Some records
"""
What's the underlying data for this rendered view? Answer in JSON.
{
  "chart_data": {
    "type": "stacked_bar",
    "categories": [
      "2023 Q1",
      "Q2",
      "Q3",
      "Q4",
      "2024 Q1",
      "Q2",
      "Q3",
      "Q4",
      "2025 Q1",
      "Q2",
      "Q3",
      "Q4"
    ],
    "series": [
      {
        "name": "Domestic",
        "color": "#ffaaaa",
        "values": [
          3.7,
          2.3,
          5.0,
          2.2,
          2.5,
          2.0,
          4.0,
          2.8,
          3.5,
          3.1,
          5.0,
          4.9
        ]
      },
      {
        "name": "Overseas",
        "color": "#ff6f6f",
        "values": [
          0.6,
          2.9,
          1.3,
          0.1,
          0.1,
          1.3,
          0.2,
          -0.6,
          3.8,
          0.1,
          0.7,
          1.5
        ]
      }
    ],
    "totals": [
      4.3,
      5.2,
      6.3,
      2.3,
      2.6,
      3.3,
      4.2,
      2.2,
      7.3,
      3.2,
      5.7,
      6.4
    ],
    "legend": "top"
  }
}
"""
What is asked:
Retype every entry above, word for word.

Task solution:
What's the underlying data for this rendered view? Answer in JSON.
{
  "chart_data": {
    "type": "stacked_bar",
    "categories": [
      "2023 Q1",
      "Q2",
      "Q3",
      "Q4",
      "2024 Q1",
      "Q2",
      "Q3",
      "Q4",
      "2025 Q1",
      "Q2",
      "Q3",
      "Q4"
    ],
    "series": [
      {
        "name": "Domestic",
        "color": "#ffaaaa",
        "values": [
          3.7,
          2.3,
          5.0,
          2.2,
          2.5,
          2.0,
          4.0,
          2.8,
          3.5,
          3.1,
          5.0,
          4.9
        ]
      },
      {
        "name": "Overseas",
        "color": "#ff6f6f",
        "values": [
          0.6,
          2.9,
          1.3,
          0.1,
          0.1,
          1.3,
          0.2,
          -0.6,
          3.8,
          0.1,
          0.7,
          1.5
        ]
      }
    ],
    "totals": [
      4.3,
      5.2,
      6.3,
      2.3,
      2.6,
      3.3,
      4.2,
      2.2,
      7.3,
      3.2,
      5.7,
      6.4
    ],
    "legend": "top"
  }
}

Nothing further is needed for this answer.